--- Supplied material ---
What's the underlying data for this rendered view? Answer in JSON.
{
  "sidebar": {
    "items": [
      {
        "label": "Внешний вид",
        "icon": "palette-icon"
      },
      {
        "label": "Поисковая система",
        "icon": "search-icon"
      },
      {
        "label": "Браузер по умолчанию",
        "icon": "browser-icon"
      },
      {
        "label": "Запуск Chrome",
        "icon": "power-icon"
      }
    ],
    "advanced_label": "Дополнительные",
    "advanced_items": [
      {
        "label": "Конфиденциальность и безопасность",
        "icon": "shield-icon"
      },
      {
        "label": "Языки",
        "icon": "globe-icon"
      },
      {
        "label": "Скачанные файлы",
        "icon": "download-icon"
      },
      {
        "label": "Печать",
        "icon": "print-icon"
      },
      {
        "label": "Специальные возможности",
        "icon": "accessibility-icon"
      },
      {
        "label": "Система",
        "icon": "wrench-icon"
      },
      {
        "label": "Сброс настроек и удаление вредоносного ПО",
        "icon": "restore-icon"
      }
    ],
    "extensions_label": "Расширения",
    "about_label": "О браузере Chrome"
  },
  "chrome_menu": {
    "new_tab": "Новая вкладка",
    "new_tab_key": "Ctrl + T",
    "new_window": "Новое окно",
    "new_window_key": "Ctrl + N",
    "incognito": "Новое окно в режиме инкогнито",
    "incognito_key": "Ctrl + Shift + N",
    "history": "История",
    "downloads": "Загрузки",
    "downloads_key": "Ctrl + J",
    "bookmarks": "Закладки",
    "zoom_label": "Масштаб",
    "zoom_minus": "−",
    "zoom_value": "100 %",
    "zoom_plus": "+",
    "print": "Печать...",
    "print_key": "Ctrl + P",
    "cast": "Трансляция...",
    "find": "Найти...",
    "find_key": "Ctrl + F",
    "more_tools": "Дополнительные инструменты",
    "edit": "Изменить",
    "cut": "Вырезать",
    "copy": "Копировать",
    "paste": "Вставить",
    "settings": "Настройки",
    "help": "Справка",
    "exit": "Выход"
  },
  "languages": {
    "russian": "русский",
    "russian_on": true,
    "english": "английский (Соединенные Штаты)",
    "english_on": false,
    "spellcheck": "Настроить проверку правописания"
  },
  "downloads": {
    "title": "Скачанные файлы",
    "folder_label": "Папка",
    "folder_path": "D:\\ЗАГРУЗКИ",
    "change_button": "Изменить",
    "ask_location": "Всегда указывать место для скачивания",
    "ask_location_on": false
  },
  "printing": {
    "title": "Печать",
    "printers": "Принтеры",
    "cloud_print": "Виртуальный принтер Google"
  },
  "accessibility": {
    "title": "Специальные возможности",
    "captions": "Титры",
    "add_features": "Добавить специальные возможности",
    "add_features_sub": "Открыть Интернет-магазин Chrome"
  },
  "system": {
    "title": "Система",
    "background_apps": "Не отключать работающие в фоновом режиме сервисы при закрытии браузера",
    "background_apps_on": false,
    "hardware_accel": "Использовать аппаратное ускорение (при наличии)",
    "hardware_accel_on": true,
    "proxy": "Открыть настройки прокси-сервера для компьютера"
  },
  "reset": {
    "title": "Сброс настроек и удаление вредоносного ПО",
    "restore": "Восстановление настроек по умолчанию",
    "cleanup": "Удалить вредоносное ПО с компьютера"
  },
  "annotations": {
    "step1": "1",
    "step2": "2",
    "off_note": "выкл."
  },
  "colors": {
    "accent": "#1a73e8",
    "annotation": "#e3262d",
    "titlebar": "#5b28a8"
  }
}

--- Written problem ---
Repeat the records above in full, character for character.

--- Solution for this task ---
What's the underlying data for this rendered view? Answer in JSON.
{
  "sidebar": {
    "items": [
      {
        "label": "Внешний вид",
        "icon": "palette-icon"
      },
      {
        "label": "Поисковая система",
        "icon": "search-icon"
      },
      {
        "label": "Браузер по умолчанию",
        "icon": "browser-icon"
      },
      {
        "label": "Запуск Chrome",
        "icon": "power-icon"
      }
    ],
    "advanced_label": "Дополнительные",
    "advanced_items": [
      {
        "label": "Конфиденциальность и безопасность",
        "icon": "shield-icon"
      },
      {
        "label": "Языки",
        "icon": "globe-icon"
      },
      {
        "label": "Скачанные файлы",
        "icon": "download-icon"
      },
      {
        "label": "Печать",
        "icon": "print-icon"
      },
      {
        "label": "Специальные возможности",
        "icon": "accessibility-icon"
      },
      {
        "label": "Система",
        "icon": "wrench-icon"
      },
      {
        "label": "Сброс настроек и удаление вредоносного ПО",
        "icon": "restore-icon"
      }
    ],
    "extensions_label": "Расширения",
    "about_label": "О браузере Chrome"
  },
  "chrome_menu": {
    "new_tab": "Новая вкладка",
    "new_tab_key": "Ctrl + T",
    "new_window": "Новое окно",
    "new_window_key": "Ctrl + N",
    "incognito": "Новое окно в режиме инкогнито",
    "incognito_key": "Ctrl + Shift + N",
    "history": "История",
    "downloads": "Загрузки",
    "downloads_key": "Ctrl + J",
    "bookmarks": "Закладки",
    "zoom_label": "Масштаб",
    "zoom_minus": "−",
    "zoom_value": "100 %",
    "zoom_plus": "+",
    "print": "Печать...",
    "print_key": "Ctrl + P",
    "cast": "Трансляция...",
    "find": "Найти...",
    "find_key": "Ctrl + F",
    "more_tools": "Дополнительные инструменты",
    "edit": "Изменить",
    "cut": "Вырезать",
    "copy": "Копировать",
    "paste": "Вставить",
    "settings": "Настройки",
    "help": "Справка",
    "exit": "Выход"
  },
  "languages": {
    "russian": "русский",
    "russian_on": true,
    "english": "английский (Соединенные Штаты)",
    "english_on": false,
    "spellcheck": "Настроить проверку правописания"
  },
  "downloads": {
    "title": "Скачанные файлы",
    "folder_label": "Папка",
    "folder_path": "D:\\ЗАГРУЗКИ",
    "change_button": "Изменить",
    "ask_location": "Всегда указывать место для скачивания",
    "ask_location_on": false
  },
  "printing": {
    "title": "Печать",
    "printers": "Принтеры",
    "cloud_print": "Виртуальный принтер Google"
  },
  "accessibility": {
    "title": "Специальные возможности",
    "captions": "Титры",
    "add_features": "Добавить специальные возможности",
    "add_features_sub": "Открыть Интернет-магазин Chrome"
  },
  "system": {
    "title": "Система",
    "background_apps": "Не отключать работающие в фоновом режиме сервисы при закрытии браузера",
    "background_apps_on": false,
    "hardware_accel": "Использовать аппаратное ускорение (при наличии)",
    "hardware_accel_on": true,
    "proxy": "Открыть настройки прокси-сервера для компьютера"
  },
  "reset": {
    "title": "Сброс настроек и удаление вредоносного ПО",
    "restore": "Восстановление настроек по умолчанию",
    "cleanup": "Удалить вредоносное ПО с компьютера"
  },
  "annotations": {
    "step1": "1",
    "step2": "2",
    "off_note": "выкл."
  },
  "colors": {
    "accent": "#1a73e8",
    "annotation": "#e3262d",
    "titlebar": "#5b28a8"
  }
}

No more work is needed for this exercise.